Task directions. Wherever the word "late" appears in a line, extract that line.

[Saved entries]
>> begin

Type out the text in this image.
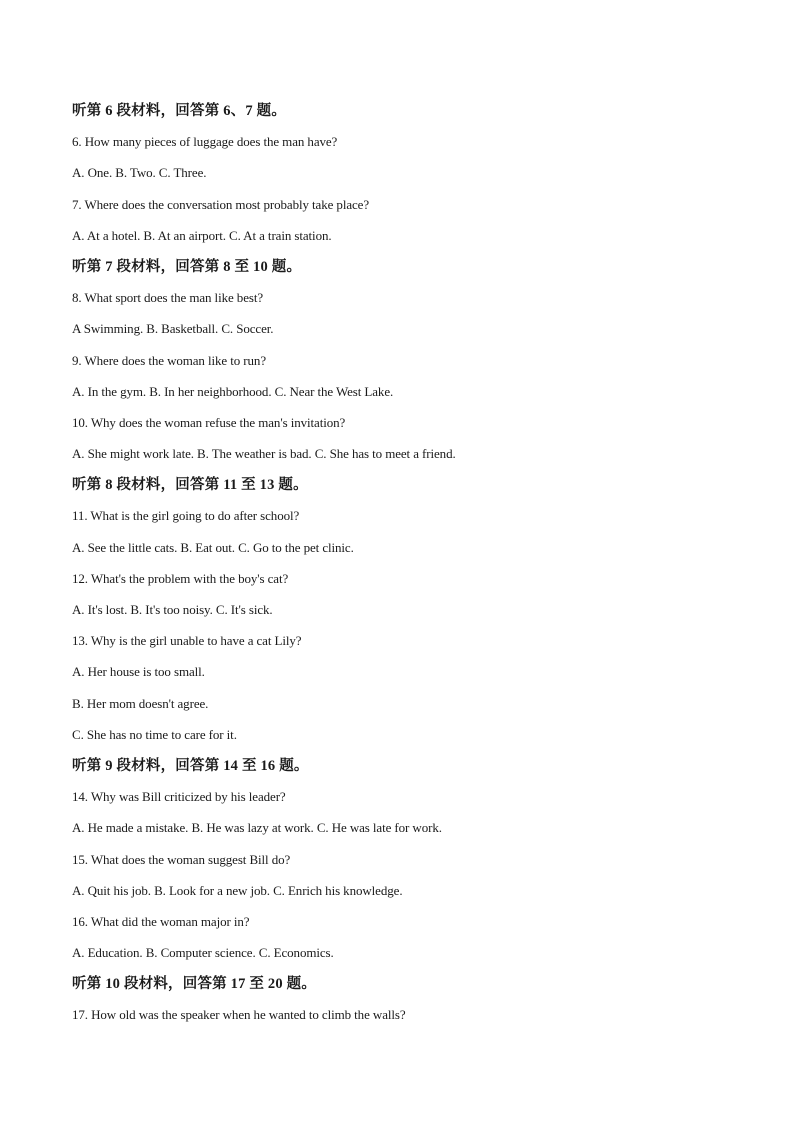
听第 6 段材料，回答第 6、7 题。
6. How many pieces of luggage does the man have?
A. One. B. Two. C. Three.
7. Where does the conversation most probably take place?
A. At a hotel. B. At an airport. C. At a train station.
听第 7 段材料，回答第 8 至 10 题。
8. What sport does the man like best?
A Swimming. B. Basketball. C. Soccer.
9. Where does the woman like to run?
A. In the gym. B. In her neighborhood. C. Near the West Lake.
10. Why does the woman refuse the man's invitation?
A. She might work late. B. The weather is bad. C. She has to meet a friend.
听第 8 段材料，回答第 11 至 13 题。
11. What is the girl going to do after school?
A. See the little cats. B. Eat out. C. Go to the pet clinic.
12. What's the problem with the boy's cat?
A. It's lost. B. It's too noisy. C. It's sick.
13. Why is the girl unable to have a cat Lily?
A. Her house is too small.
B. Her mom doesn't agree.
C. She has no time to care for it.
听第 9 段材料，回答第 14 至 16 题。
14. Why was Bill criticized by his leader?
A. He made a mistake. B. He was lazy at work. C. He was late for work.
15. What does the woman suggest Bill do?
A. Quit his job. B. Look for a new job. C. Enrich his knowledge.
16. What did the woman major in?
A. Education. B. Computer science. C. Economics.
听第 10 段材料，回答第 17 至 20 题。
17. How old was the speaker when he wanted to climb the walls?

>> end

Finished task.
A. She might work late. B. The weather is bad. C. She has to meet a friend.
A. He made a mistake. B. He was lazy at work. C. He was late for work.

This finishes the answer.